'''

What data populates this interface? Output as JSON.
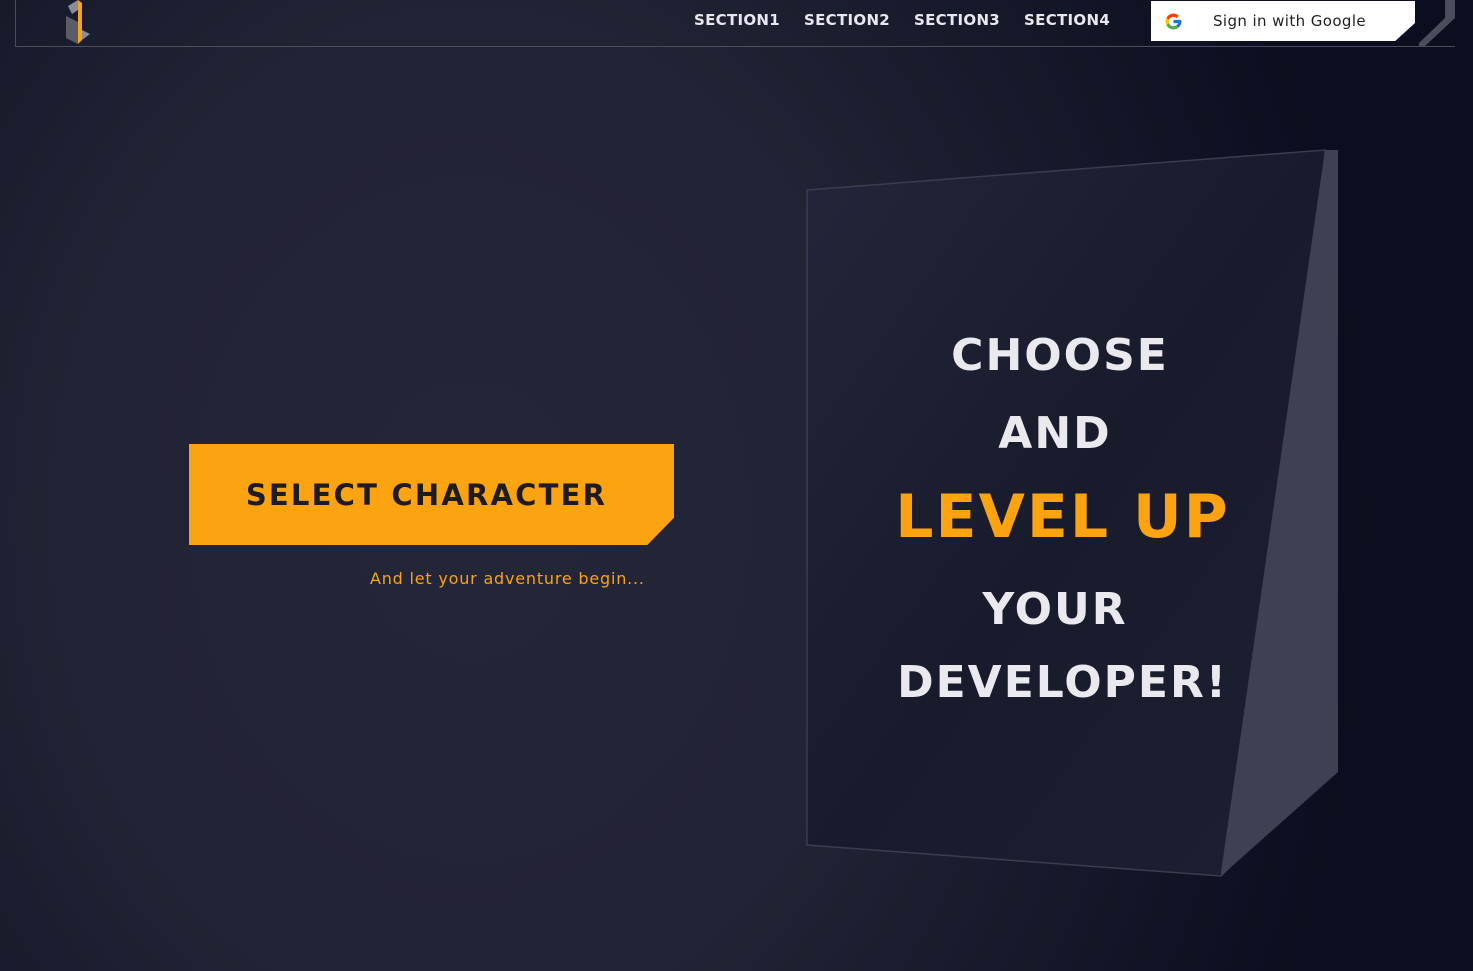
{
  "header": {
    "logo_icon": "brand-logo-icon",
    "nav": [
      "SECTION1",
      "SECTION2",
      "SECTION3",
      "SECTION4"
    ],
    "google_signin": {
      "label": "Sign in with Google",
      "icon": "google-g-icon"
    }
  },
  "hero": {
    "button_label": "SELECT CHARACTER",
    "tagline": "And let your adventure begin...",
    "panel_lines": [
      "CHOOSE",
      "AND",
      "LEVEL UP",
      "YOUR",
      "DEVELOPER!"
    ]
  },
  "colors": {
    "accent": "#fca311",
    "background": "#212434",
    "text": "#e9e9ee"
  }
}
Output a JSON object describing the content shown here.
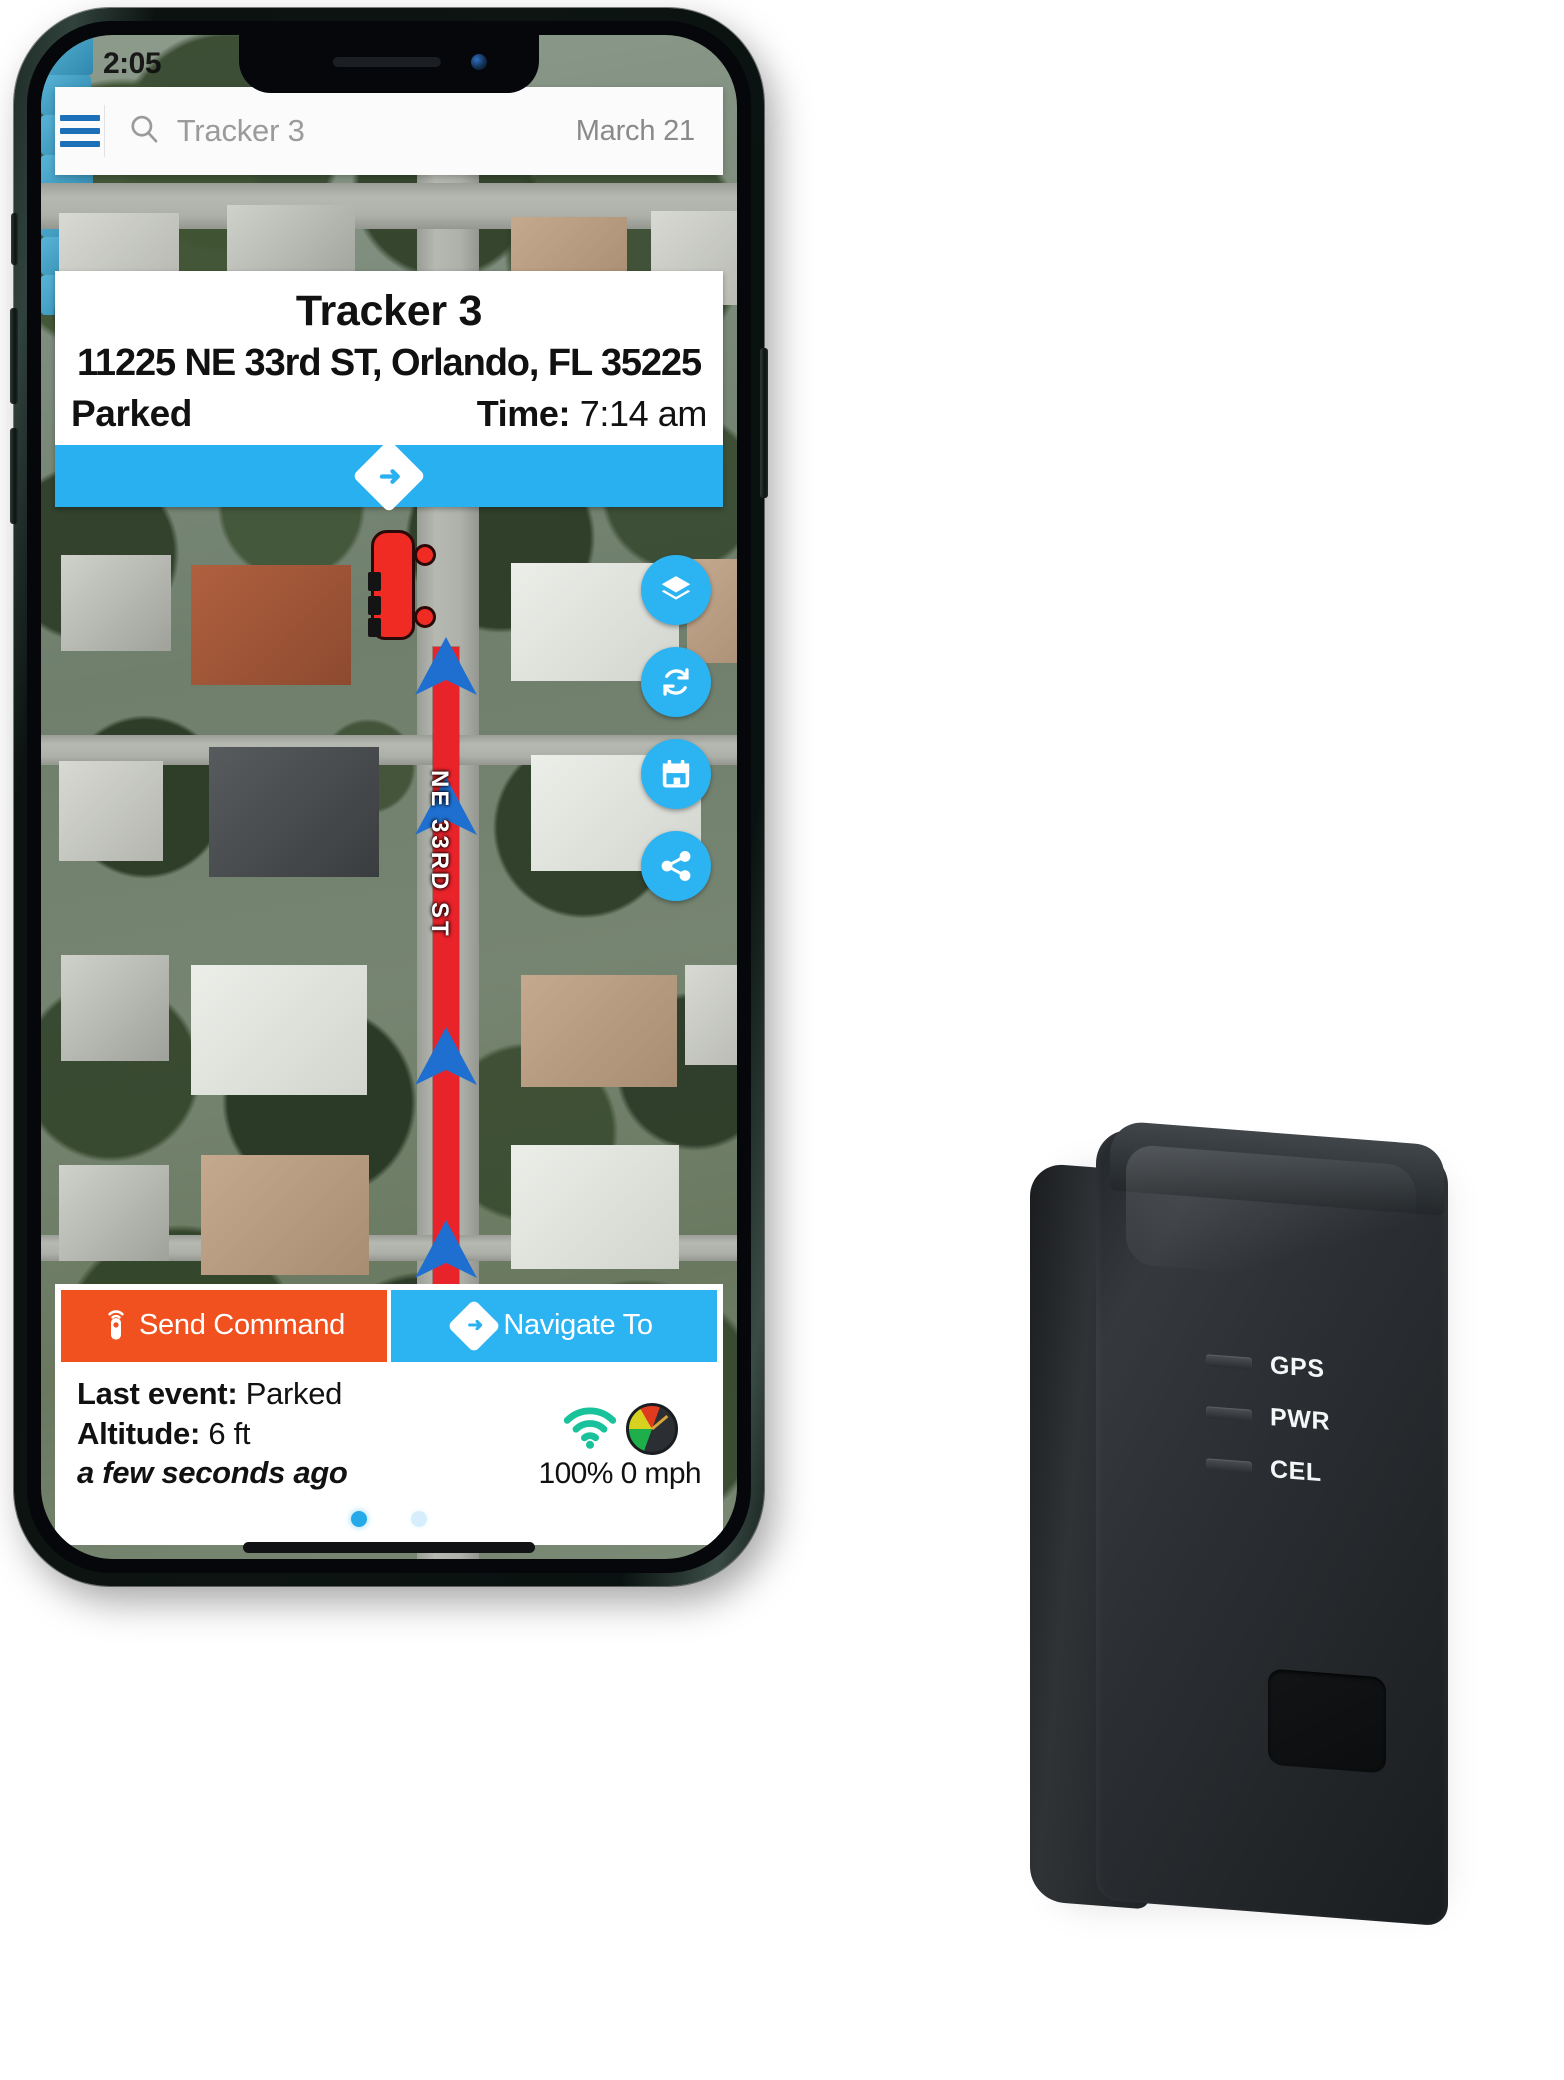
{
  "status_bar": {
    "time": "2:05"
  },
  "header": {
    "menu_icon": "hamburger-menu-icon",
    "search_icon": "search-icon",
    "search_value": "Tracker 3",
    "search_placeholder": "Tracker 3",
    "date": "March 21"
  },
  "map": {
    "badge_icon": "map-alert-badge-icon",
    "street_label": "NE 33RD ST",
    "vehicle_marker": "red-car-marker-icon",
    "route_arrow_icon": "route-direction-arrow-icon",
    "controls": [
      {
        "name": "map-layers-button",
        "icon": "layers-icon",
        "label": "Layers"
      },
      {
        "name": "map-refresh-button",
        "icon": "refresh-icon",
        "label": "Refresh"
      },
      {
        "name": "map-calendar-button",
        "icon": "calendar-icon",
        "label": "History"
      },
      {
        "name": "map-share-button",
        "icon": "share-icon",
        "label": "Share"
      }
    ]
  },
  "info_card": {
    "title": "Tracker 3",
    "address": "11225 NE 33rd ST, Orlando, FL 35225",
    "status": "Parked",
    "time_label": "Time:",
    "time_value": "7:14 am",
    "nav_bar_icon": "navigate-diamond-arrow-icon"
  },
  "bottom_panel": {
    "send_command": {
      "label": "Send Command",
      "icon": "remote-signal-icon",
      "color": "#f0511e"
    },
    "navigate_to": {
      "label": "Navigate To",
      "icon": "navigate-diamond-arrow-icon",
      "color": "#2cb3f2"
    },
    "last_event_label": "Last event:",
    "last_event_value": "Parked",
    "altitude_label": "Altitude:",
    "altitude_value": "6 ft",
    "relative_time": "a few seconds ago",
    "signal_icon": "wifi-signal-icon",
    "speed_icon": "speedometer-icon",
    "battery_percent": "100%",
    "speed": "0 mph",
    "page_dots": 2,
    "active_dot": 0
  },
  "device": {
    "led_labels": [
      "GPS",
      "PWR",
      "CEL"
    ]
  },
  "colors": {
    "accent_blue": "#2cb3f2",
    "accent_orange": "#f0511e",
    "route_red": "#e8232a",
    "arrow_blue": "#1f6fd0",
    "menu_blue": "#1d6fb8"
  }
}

'''

◆ **Instruction**
From the listing above, print every entry precisely and drop the pictures.

◆ **Full response**
What data populates this interface? Output as JSON.
{
  "header": {
    "logo_icon": "brand-logo-icon",
    "nav": [
      "SECTION1",
      "SECTION2",
      "SECTION3",
      "SECTION4"
    ],
    "google_signin": {
      "label": "Sign in with Google",
      "icon": "google-g-icon"
    }
  },
  "hero": {
    "button_label": "SELECT CHARACTER",
    "tagline": "And let your adventure begin...",
    "panel_lines": [
      "CHOOSE",
      "AND",
      "LEVEL UP",
      "YOUR",
      "DEVELOPER!"
    ]
  },
  "colors": {
    "accent": "#fca311",
    "background": "#212434",
    "text": "#e9e9ee"
  }
}
Output a JSON object describing the content shown here.
{
  "status_bar": {
    "time": "2:05"
  },
  "header": {
    "menu_icon": "hamburger-menu-icon",
    "search_icon": "search-icon",
    "search_value": "Tracker 3",
    "search_placeholder": "Tracker 3",
    "date": "March 21"
  },
  "map": {
    "badge_icon": "map-alert-badge-icon",
    "street_label": "NE 33RD ST",
    "vehicle_marker": "red-car-marker-icon",
    "route_arrow_icon": "route-direction-arrow-icon",
    "controls": [
      {
        "name": "map-layers-button",
        "icon": "layers-icon",
        "label": "Layers"
      },
      {
        "name": "map-refresh-button",
        "icon": "refresh-icon",
        "label": "Refresh"
      },
      {
        "name": "map-calendar-button",
        "icon": "calendar-icon",
        "label": "History"
      },
      {
        "name": "map-share-button",
        "icon": "share-icon",
        "label": "Share"
      }
    ]
  },
  "info_card": {
    "title": "Tracker 3",
    "address": "11225 NE 33rd ST, Orlando, FL 35225",
    "status": "Parked",
    "time_label": "Time:",
    "time_value": "7:14 am",
    "nav_bar_icon": "navigate-diamond-arrow-icon"
  },
  "bottom_panel": {
    "send_command": {
      "label": "Send Command",
      "icon": "remote-signal-icon",
      "color": "#f0511e"
    },
    "navigate_to": {
      "label": "Navigate To",
      "icon": "navigate-diamond-arrow-icon",
      "color": "#2cb3f2"
    },
    "last_event_label": "Last event:",
    "last_event_value": "Parked",
    "altitude_label": "Altitude:",
    "altitude_value": "6 ft",
    "relative_time": "a few seconds ago",
    "signal_icon": "wifi-signal-icon",
    "speed_icon": "speedometer-icon",
    "battery_percent": "100%",
    "speed": "0 mph",
    "page_dots": 2,
    "active_dot": 0
  },
  "device": {
    "led_labels": [
      "GPS",
      "PWR",
      "CEL"
    ]
  },
  "colors": {
    "accent_blue": "#2cb3f2",
    "accent_orange": "#f0511e",
    "route_red": "#e8232a",
    "arrow_blue": "#1f6fd0",
    "menu_blue": "#1d6fb8"
  }
}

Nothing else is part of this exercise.